Below is a block of records. Copy every line in it that contains the word "Type".

Extracted data entries:
'''

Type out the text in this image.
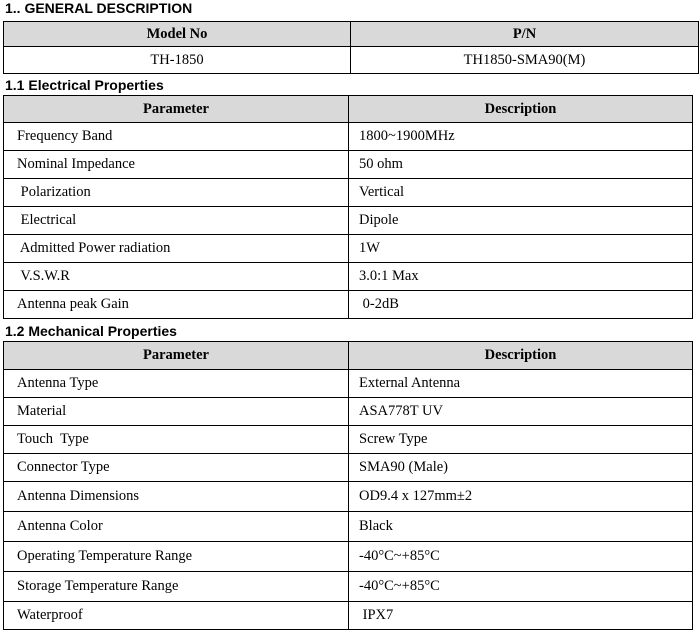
1.. GENERAL DESCRIPTION
Model No	P/N
TH-1850	TH1850-SMA90(M)
1.1 Electrical Properties
Parameter	Description
Frequency Band	1800~1900MHz
Nominal Impedance	50 ohm
Polarization	Vertical
Electrical	Dipole
Admitted Power radiation	1W
V.S.W.R	3.0:1 Max
Antenna peak Gain	0-2dB
1.2 Mechanical Properties
Parameter	Description
Antenna Type	External Antenna
Material	ASA778T UV
Touch  Type	Screw Type
Connector Type	SMA90 (Male)
Antenna Dimensions	OD9.4 x 127mm±2
Antenna Color	Black
Operating Temperature Range	-40°C~+85°C
Storage Temperature Range	-40°C~+85°C
Waterproof	IPX7
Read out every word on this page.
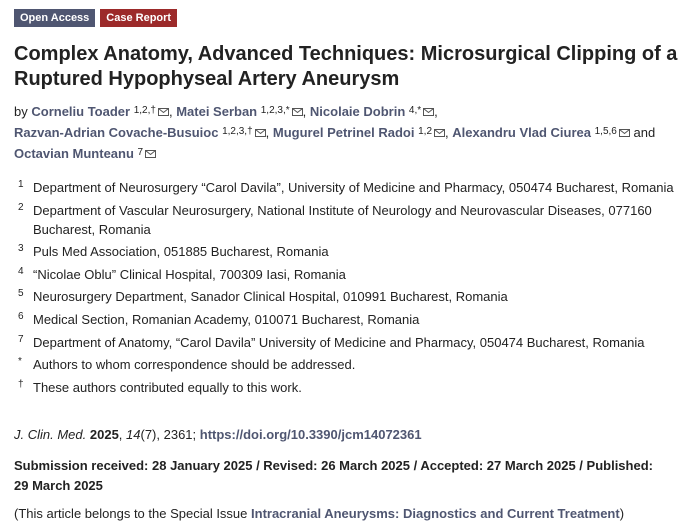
Open Access	Case Report
Complex Anatomy, Advanced Techniques: Microsurgical Clipping of a Ruptured Hypophyseal Artery Aneurysm
by Corneliu Toader $^{1,2,\dagger}$ , Matei Serban $^{1,2,3,*}$ , Nicolaie Dobrin $^{4,*}$ ,
Razvan-Adrian Covache-Busuioc $^{1,2,3,\dagger}$ , Mugurel Petrinel Radoi $^{1,2}$ , Alexandru Vlad Ciurea $^{1,5,6}$ and
Octavian Munteanu $^7$
1 Department of Neurosurgery “Carol Davila”, University of Medicine and Pharmacy, 050474 Bucharest, Romania
2 Department of Vascular Neurosurgery, National Institute of Neurology and Neurovascular Diseases, 077160 Bucharest, Romania
3 Puls Med Association, 051885 Bucharest, Romania
4 “Nicolae Oblu” Clinical Hospital, 700309 Iasi, Romania
5 Neurosurgery Department, Sanador Clinical Hospital, 010991 Bucharest, Romania
6 Medical Section, Romanian Academy, 010071 Bucharest, Romania
7 Department of Anatomy, “Carol Davila” University of Medicine and Pharmacy, 050474 Bucharest, Romania
* Authors to whom correspondence should be addressed.
† These authors contributed equally to this work.
J. Clin. Med. 2025, 14(7), 2361; https://doi.org/10.3390/jcm14072361
Submission received: 28 January 2025 / Revised: 26 March 2025 / Accepted: 27 March 2025 / Published: 29 March 2025
(This article belongs to the Special Issue Intracranial Aneurysms: Diagnostics and Current Treatment)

'''

= Exercise result =
Type out the text in this image.
Antenna Type	External Antenna
Touch  Type	Screw Type
Connector Type	SMA90 (Male)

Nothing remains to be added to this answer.